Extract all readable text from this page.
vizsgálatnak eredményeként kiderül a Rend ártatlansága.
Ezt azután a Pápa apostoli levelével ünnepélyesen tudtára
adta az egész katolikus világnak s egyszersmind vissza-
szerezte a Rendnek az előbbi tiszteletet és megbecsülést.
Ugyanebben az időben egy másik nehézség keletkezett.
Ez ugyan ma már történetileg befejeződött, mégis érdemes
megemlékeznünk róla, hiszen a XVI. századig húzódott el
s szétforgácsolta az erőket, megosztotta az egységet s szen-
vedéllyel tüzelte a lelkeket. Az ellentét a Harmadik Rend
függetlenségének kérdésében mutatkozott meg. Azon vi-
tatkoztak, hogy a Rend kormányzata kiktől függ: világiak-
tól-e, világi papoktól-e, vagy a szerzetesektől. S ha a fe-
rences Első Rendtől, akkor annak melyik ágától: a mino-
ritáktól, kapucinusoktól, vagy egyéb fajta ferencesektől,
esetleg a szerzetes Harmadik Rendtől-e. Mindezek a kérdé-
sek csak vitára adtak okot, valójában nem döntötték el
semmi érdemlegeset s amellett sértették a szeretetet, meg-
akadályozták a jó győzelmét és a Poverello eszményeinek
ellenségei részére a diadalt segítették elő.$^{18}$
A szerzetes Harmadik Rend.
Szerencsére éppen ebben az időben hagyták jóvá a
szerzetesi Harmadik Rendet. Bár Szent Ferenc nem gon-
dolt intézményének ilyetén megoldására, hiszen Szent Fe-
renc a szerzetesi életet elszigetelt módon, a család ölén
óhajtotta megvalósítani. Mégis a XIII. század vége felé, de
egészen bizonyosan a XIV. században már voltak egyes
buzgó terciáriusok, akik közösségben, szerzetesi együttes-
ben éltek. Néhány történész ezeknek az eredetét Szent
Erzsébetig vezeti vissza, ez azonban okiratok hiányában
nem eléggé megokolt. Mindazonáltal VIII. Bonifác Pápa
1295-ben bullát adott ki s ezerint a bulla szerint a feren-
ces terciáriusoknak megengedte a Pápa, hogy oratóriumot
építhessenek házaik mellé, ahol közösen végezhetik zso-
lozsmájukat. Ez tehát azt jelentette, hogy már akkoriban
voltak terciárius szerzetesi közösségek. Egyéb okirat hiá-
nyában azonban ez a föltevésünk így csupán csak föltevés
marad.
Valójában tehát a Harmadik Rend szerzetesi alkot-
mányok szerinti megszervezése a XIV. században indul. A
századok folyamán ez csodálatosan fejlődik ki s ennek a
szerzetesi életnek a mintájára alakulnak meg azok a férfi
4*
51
══════════════════════════════
* _WORK REQUIRED_
Exactly as written above, please repeat the entries.

* _TASK OUTPUT_
Extract all readable text from this page.
vizsgálatnak eredményeként kiderül a Rend ártatlansága.
Ezt azután a Pápa apostoli levelével ünnepélyesen tudtára
adta az egész katolikus világnak s egyszersmind vissza-
szerezte a Rendnek az előbbi tiszteletet és megbecsülést.
Ugyanebben az időben egy másik nehézség keletkezett.
Ez ugyan ma már történetileg befejeződött, mégis érdemes
megemlékeznünk róla, hiszen a XVI. századig húzódott el
s szétforgácsolta az erőket, megosztotta az egységet s szen-
vedéllyel tüzelte a lelkeket. Az ellentét a Harmadik Rend
függetlenségének kérdésében mutatkozott meg. Azon vi-
tatkoztak, hogy a Rend kormányzata kiktől függ: világiak-
tól-e, világi papoktól-e, vagy a szerzetesektől. S ha a fe-
rences Első Rendtől, akkor annak melyik ágától: a mino-
ritáktól, kapucinusoktól, vagy egyéb fajta ferencesektől,
esetleg a szerzetes Harmadik Rendtől-e. Mindezek a kérdé-
sek csak vitára adtak okot, valójában nem döntötték el
semmi érdemlegeset s amellett sértették a szeretetet, meg-
akadályozták a jó győzelmét és a Poverello eszményeinek
ellenségei részére a diadalt segítették elő.$^{18}$
A szerzetes Harmadik Rend.
Szerencsére éppen ebben az időben hagyták jóvá a
szerzetesi Harmadik Rendet. Bár Szent Ferenc nem gon-
dolt intézményének ilyetén megoldására, hiszen Szent Fe-
renc a szerzetesi életet elszigetelt módon, a család ölén
óhajtotta megvalósítani. Mégis a XIII. század vége felé, de
egészen bizonyosan a XIV. században már voltak egyes
buzgó terciáriusok, akik közösségben, szerzetesi együttes-
ben éltek. Néhány történész ezeknek az eredetét Szent
Erzsébetig vezeti vissza, ez azonban okiratok hiányában
nem eléggé megokolt. Mindazonáltal VIII. Bonifác Pápa
1295-ben bullát adott ki s ezerint a bulla szerint a feren-
ces terciáriusoknak megengedte a Pápa, hogy oratóriumot
építhessenek házaik mellé, ahol közösen végezhetik zso-
lozsmájukat. Ez tehát azt jelentette, hogy már akkoriban
voltak terciárius szerzetesi közösségek. Egyéb okirat hiá-
nyában azonban ez a föltevésünk így csupán csak föltevés
marad.
Valójában tehát a Harmadik Rend szerzetesi alkot-
mányok szerinti megszervezése a XIV. században indul. A
századok folyamán ez csodálatosan fejlődik ki s ennek a
szerzetesi életnek a mintájára alakulnak meg azok a férfi
4*
51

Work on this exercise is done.